<<<<

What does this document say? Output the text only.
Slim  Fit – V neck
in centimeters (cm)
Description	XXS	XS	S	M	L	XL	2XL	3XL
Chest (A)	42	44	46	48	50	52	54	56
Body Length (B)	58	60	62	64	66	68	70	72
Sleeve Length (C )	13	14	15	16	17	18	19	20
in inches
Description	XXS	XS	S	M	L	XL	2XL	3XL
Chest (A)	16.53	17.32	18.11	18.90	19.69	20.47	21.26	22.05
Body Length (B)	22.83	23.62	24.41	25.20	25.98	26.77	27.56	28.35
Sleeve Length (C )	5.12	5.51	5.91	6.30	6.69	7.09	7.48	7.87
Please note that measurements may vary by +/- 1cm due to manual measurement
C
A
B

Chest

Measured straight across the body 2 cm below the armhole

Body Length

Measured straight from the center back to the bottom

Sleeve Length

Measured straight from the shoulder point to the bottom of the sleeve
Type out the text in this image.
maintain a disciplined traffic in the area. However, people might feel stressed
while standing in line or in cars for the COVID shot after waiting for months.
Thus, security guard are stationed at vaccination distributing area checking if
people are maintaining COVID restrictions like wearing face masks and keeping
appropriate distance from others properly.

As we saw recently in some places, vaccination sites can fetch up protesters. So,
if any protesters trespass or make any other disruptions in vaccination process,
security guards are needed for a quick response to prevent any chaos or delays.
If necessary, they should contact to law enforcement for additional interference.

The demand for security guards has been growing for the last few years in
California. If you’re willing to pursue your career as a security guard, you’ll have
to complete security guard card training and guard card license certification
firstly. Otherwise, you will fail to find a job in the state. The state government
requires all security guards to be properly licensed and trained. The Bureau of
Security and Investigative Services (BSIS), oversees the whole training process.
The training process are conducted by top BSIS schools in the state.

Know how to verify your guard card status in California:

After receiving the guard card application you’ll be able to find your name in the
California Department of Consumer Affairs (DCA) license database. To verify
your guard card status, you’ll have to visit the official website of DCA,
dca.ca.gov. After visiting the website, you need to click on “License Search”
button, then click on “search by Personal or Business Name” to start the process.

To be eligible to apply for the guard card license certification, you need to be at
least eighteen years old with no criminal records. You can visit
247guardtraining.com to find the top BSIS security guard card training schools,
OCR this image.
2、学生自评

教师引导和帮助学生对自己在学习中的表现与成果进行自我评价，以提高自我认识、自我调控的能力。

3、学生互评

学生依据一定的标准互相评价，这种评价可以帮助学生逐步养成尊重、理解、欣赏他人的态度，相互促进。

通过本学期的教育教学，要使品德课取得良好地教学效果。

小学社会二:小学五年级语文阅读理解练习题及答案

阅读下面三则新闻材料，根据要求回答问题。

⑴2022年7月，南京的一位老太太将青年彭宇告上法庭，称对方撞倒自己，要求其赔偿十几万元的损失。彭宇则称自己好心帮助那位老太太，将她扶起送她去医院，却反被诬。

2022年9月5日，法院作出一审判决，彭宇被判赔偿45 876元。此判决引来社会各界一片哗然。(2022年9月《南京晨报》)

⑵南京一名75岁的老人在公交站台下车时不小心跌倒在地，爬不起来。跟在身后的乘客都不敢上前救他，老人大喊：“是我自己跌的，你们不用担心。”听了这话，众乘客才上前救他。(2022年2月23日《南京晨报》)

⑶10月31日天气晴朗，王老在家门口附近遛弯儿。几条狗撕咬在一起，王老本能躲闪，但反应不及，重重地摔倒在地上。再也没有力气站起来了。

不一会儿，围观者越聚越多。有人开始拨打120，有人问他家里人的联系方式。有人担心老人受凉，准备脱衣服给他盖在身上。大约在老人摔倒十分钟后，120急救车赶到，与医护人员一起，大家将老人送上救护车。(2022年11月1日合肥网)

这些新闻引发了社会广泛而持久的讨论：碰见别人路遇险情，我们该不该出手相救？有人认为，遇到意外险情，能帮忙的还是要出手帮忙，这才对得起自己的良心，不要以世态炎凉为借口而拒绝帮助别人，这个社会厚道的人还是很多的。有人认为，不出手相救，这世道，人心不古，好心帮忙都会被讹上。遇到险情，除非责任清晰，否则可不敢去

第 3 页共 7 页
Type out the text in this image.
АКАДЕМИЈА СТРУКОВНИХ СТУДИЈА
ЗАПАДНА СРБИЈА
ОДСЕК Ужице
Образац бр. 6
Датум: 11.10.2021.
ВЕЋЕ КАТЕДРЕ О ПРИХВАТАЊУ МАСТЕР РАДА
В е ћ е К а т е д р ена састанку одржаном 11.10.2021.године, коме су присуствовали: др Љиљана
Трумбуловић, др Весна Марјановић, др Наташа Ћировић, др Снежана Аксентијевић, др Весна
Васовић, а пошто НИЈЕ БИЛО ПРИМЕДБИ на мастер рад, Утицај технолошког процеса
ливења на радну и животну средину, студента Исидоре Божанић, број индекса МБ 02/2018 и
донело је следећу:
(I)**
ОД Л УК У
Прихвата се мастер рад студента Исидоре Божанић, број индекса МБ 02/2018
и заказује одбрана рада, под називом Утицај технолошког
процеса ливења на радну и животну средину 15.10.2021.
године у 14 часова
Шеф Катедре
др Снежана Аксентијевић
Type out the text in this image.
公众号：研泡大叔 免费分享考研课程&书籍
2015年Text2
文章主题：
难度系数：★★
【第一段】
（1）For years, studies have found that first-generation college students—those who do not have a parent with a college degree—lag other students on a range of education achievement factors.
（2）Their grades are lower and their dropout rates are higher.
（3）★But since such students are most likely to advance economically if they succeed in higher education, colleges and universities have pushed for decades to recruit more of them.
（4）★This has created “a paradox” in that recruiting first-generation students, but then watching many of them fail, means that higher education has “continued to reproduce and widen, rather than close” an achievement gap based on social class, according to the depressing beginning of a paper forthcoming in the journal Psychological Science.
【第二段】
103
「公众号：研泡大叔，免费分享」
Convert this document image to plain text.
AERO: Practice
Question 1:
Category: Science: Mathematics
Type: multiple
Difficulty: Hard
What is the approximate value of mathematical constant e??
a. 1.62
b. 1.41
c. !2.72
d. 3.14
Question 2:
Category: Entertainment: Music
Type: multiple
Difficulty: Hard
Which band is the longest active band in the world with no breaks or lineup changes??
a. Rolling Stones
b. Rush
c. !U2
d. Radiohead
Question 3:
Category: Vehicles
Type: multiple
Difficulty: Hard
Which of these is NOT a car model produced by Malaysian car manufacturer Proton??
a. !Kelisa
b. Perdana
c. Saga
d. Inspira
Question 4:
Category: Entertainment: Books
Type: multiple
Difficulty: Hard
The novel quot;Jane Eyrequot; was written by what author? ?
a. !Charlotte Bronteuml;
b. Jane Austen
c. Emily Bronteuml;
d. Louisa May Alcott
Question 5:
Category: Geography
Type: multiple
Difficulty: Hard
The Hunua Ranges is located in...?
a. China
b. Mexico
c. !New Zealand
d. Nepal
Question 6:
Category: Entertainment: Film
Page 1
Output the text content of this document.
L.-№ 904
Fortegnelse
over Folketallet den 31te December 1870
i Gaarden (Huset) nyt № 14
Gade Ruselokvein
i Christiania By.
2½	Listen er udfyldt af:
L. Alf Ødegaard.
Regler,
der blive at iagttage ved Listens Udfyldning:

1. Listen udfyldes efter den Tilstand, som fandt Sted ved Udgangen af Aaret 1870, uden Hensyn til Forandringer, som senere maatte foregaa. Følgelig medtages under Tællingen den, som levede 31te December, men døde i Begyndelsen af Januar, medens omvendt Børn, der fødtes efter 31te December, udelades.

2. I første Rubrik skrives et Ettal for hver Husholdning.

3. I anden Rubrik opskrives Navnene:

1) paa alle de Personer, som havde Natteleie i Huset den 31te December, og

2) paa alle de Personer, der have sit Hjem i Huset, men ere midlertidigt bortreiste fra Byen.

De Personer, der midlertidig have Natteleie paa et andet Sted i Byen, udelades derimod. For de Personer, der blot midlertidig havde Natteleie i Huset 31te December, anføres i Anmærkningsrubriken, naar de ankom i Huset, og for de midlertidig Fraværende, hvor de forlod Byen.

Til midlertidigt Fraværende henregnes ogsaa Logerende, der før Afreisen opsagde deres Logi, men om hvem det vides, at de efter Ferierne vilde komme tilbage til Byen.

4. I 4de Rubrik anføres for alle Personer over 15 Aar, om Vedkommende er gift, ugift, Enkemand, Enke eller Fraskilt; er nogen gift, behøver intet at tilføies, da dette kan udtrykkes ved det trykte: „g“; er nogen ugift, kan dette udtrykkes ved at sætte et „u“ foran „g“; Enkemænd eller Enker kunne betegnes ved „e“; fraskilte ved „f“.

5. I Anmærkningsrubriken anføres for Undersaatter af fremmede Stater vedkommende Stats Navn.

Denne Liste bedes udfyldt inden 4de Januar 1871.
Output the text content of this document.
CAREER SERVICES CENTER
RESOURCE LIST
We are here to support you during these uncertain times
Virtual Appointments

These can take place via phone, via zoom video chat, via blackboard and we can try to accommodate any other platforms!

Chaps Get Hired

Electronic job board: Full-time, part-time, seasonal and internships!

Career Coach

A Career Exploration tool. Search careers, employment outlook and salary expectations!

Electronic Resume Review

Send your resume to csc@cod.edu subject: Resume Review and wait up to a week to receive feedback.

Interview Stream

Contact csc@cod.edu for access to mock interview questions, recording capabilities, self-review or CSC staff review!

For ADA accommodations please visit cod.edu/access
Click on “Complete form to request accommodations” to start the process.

>>>>

WHAT IS NEEDED: Copy each line above containing the string "Personer".

THE RESULT:
1) paa alle de Personer, som havde Natteleie i Huset den 31te December, og
2) paa alle de Personer, der have sit Hjem i Huset, men ere midlertidigt bortreiste fra Byen.
De Personer, der midlertidig have Natteleie paa et andet Sted i Byen, udelades derimod. For de Personer, der blot midlertidig havde Natteleie i Huset 31te December, anføres i Anmærkningsrubriken, naar de ankom i Huset, og for de midlertidig Fraværende, hvor de forlod Byen.
4. I 4de Rubrik anføres for alle Personer over 15 Aar, om Vedkommende er gift, ugift, Enkemand, Enke eller Fraskilt; er nogen gift, behøver intet at tilføies, da dette kan udtrykkes ved det trykte: „g“; er nogen ugift, kan dette udtrykkes ved at sætte et „u“ foran „g“; Enkemænd eller Enker kunne betegnes ved „e“; fraskilte ved „f“.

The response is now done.